* Begin Data section *

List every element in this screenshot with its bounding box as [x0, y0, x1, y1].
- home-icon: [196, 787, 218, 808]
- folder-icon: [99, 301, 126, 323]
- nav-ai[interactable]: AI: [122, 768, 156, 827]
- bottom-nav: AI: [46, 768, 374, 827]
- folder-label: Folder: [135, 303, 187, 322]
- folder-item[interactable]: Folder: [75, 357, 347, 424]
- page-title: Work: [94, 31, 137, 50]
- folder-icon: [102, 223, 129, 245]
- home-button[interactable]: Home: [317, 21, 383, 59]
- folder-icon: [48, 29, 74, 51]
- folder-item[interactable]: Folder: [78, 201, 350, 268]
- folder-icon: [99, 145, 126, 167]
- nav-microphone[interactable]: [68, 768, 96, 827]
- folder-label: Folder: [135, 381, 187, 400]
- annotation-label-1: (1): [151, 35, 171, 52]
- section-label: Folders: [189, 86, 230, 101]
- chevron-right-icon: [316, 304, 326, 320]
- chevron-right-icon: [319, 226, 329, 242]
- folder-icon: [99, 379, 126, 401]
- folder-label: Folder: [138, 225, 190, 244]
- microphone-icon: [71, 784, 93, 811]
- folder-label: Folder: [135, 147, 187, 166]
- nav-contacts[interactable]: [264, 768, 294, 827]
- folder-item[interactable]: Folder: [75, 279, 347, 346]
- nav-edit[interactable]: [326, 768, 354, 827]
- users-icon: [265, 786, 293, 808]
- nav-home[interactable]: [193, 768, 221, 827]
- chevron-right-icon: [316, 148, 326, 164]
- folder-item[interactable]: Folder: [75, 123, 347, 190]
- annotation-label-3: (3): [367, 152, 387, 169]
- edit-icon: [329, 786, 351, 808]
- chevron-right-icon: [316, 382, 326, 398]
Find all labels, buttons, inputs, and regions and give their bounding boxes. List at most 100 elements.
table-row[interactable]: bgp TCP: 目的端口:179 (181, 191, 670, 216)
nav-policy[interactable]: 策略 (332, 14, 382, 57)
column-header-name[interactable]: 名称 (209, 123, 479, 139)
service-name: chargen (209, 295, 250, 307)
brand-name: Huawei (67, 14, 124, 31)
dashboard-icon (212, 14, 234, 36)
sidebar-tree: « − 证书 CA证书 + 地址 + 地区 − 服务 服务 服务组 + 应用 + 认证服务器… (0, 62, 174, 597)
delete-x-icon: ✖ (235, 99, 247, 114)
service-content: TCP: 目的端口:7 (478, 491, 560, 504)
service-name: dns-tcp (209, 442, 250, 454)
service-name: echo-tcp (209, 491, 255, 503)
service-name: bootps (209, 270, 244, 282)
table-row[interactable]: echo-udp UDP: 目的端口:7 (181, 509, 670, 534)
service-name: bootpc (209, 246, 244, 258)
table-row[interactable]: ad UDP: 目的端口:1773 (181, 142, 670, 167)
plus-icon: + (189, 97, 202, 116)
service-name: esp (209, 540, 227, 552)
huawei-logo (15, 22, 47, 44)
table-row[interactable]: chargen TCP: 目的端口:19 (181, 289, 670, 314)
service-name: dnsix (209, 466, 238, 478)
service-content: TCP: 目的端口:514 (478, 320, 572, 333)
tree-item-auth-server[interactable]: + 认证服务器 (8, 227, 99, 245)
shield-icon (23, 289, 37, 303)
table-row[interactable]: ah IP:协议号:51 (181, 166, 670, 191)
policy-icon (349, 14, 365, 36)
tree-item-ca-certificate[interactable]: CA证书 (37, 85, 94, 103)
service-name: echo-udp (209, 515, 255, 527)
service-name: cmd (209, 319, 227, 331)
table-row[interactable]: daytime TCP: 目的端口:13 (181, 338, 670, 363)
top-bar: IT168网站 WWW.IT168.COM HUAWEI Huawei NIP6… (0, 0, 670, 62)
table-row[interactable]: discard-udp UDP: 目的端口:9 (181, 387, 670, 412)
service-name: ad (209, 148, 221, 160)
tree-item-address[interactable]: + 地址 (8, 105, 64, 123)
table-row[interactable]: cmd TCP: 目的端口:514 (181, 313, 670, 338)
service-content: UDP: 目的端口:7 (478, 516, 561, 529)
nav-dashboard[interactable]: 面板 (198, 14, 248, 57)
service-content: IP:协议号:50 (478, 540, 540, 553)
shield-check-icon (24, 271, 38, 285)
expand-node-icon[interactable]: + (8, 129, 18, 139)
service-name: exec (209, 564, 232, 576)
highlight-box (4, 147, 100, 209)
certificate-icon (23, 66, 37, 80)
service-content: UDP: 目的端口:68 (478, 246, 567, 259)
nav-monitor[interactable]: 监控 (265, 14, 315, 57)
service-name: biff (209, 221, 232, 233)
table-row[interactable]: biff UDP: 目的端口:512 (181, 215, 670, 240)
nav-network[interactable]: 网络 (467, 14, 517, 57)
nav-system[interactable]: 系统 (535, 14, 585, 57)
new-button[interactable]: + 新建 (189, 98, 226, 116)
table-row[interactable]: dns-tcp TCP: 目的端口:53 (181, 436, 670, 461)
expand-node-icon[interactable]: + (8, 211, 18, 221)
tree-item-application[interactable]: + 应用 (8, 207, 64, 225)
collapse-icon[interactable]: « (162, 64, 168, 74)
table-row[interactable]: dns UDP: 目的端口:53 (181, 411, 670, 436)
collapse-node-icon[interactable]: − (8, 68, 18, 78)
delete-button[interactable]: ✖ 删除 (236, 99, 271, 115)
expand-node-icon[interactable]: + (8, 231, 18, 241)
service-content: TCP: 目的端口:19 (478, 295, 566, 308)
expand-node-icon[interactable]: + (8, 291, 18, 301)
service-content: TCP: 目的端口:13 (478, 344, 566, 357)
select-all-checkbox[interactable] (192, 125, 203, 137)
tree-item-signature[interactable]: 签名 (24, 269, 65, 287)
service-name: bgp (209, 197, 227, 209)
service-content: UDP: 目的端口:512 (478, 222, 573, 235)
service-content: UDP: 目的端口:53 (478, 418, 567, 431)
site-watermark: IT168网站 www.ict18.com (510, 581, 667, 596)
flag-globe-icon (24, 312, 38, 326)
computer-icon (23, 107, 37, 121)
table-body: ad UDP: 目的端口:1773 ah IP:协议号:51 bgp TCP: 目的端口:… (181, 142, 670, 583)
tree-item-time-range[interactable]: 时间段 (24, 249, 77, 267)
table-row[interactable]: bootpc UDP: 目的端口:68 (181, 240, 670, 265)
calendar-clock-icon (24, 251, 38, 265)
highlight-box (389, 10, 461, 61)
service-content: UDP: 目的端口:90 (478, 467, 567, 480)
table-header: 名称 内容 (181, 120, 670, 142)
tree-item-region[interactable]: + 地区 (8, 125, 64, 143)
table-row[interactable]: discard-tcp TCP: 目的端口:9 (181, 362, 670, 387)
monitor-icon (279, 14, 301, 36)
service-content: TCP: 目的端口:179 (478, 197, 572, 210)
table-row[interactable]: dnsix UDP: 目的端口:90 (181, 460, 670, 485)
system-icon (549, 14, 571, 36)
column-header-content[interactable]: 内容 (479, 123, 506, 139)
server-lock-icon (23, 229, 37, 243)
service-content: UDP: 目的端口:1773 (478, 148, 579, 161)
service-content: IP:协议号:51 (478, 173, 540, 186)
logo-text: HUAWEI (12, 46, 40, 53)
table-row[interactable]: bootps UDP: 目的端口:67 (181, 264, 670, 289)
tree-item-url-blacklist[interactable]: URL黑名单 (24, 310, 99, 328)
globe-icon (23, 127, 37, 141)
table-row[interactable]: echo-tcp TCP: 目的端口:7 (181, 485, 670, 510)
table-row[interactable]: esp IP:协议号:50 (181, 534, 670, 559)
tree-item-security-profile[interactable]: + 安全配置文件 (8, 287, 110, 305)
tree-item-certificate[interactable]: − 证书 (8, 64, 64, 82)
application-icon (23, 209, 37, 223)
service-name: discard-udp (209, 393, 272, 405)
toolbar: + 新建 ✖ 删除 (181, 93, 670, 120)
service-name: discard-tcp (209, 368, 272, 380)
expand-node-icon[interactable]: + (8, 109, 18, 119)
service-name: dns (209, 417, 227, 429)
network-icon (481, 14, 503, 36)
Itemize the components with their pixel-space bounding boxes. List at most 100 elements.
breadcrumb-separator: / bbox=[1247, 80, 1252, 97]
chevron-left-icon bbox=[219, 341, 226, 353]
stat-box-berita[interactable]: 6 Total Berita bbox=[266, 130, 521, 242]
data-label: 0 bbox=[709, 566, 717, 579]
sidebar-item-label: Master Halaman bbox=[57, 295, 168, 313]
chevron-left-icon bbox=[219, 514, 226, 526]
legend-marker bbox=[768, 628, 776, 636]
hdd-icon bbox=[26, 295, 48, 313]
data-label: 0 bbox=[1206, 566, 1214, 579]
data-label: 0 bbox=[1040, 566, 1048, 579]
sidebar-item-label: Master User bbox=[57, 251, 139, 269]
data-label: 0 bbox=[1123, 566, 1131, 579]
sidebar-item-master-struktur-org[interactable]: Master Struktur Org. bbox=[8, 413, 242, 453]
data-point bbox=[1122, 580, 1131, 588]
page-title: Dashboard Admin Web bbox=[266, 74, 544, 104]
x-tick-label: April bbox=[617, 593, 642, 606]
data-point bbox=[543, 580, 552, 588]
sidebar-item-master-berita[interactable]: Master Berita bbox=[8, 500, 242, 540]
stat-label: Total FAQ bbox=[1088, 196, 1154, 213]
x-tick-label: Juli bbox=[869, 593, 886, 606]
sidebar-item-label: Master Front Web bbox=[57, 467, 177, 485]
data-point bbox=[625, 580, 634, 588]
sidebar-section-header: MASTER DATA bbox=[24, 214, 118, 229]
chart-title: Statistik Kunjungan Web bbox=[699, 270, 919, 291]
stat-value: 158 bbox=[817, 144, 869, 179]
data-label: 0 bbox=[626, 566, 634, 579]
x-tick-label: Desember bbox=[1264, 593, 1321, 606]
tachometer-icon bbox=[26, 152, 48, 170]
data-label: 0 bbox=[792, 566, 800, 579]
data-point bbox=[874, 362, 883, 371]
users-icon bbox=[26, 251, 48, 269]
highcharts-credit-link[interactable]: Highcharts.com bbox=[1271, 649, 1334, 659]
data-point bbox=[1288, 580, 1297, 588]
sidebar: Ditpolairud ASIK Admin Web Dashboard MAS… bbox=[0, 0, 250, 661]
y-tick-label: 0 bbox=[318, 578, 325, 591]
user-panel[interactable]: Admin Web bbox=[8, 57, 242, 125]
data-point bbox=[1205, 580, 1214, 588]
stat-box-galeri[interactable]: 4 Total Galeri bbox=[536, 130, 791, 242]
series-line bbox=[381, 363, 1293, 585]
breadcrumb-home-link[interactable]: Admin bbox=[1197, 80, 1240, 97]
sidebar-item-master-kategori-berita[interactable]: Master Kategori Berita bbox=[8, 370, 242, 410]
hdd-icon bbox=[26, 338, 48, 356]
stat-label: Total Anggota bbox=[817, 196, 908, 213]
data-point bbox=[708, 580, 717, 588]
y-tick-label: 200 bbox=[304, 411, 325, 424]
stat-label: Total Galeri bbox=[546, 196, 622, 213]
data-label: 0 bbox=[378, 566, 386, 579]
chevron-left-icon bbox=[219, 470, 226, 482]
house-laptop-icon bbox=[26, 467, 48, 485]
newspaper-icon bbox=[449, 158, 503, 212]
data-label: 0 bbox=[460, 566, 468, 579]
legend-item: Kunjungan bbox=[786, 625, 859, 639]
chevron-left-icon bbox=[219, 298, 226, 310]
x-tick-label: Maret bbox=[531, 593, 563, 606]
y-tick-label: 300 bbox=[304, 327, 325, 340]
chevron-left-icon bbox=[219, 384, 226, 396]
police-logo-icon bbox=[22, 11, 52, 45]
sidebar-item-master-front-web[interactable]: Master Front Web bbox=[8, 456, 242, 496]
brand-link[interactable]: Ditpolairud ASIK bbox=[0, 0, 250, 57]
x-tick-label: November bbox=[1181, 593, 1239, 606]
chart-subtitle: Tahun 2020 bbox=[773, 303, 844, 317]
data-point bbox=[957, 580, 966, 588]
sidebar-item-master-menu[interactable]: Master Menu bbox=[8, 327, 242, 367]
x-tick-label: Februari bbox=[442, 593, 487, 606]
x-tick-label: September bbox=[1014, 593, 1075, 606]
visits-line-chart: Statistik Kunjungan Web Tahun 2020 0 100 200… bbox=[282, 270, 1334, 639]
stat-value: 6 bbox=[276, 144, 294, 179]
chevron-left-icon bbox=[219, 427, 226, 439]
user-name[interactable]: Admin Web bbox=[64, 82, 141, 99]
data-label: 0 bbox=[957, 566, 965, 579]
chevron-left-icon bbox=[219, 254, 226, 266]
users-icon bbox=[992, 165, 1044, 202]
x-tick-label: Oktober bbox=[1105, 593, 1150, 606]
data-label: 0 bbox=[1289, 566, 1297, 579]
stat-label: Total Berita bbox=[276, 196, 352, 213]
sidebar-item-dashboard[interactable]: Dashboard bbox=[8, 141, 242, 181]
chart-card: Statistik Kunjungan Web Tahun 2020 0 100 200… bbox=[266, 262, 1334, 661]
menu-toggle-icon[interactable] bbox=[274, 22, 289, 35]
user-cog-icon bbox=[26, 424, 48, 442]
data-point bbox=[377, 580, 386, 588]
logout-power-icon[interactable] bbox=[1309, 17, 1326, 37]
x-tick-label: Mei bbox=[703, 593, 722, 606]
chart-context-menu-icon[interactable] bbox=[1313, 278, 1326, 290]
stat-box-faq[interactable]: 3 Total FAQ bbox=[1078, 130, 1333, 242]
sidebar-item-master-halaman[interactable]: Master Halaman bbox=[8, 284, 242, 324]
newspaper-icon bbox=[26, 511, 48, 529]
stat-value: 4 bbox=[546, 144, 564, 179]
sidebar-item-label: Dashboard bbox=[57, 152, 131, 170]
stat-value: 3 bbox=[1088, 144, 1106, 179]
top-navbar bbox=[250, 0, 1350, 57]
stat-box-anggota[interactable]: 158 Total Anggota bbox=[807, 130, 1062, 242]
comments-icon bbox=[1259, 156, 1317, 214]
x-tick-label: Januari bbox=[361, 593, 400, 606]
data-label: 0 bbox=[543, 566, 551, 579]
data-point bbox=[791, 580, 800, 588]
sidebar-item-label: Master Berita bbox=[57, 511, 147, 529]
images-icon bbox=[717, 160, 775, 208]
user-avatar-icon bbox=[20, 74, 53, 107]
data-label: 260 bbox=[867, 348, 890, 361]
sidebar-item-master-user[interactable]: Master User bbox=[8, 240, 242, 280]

* End Data section *

Aim
Present the items as a numbered list, from the first line through the line containing "service-name: echo-tcp (209, 491, 255, 503)", inclusive, and omit any blank lines.

Problem solution
1. List every element in this screenshot with its bounding box as [x0, y0, x1, y1].
2. - home-icon: [196, 787, 218, 808]
3. - folder-icon: [99, 301, 126, 323]
4. - nav-ai[interactable]: AI: [122, 768, 156, 827]
5. - bottom-nav: AI: [46, 768, 374, 827]
6. - folder-label: Folder: [135, 303, 187, 322]
7. - folder-item[interactable]: Folder: [75, 357, 347, 424]
8. - page-title: Work: [94, 31, 137, 50]
9. - folder-icon: [102, 223, 129, 245]
10. - home-button[interactable]: Home: [317, 21, 383, 59]
11. - folder-icon: [48, 29, 74, 51]
12. - folder-item[interactable]: Folder: [78, 201, 350, 268]
13. - folder-icon: [99, 145, 126, 167]
14. - nav-microphone[interactable]: [68, 768, 96, 827]
15. - folder-label: Folder: [135, 381, 187, 400]
16. - annotation-label-1: (1): [151, 35, 171, 52]
17. - section-label: Folders: [189, 86, 230, 101]
18. - chevron-right-icon: [316, 304, 326, 320]
19. - chevron-right-icon: [319, 226, 329, 242]
20. - folder-icon: [99, 379, 126, 401]
21. - folder-label: Folder: [138, 225, 190, 244]
22. - microphone-icon: [71, 784, 93, 811]
23. - folder-label: Folder: [135, 147, 187, 166]
24. - nav-contacts[interactable]: [264, 768, 294, 827]
25. - folder-item[interactable]: Folder: [75, 279, 347, 346]
26. - nav-edit[interactable]: [326, 768, 354, 827]
27. - users-icon: [265, 786, 293, 808]
28. - nav-home[interactable]: [193, 768, 221, 827]
29. - chevron-right-icon: [316, 148, 326, 164]
30. - folder-item[interactable]: Folder: [75, 123, 347, 190]
31. - annotation-label-3: (3): [367, 152, 387, 169]
32. - edit-icon: [329, 786, 351, 808]
33. - chevron-right-icon: [316, 382, 326, 398]
34. Find all labels, buttons, inputs, and regions and give their bounding boxes. List at most 100 elements.
35. table-row[interactable]: bgp TCP: 目的端口:179 (181, 191, 670, 216)
36. nav-policy[interactable]: 策略 (332, 14, 382, 57)
37. column-header-name[interactable]: 名称 (209, 123, 479, 139)
38. service-name: chargen (209, 295, 250, 307)
39. brand-name: Huawei (67, 14, 124, 31)
40. dashboard-icon (212, 14, 234, 36)
41. sidebar-tree: « − 证书 CA证书 + 地址 + 地区 − 服务 服务 服务组 + 应用 + 认证服务器… (0, 62, 174, 597)
42. delete-x-icon: ✖ (235, 99, 247, 114)
43. service-content: TCP: 目的端口:7 (478, 491, 560, 504)
44. service-name: dns-tcp (209, 442, 250, 454)
45. service-name: echo-tcp (209, 491, 255, 503)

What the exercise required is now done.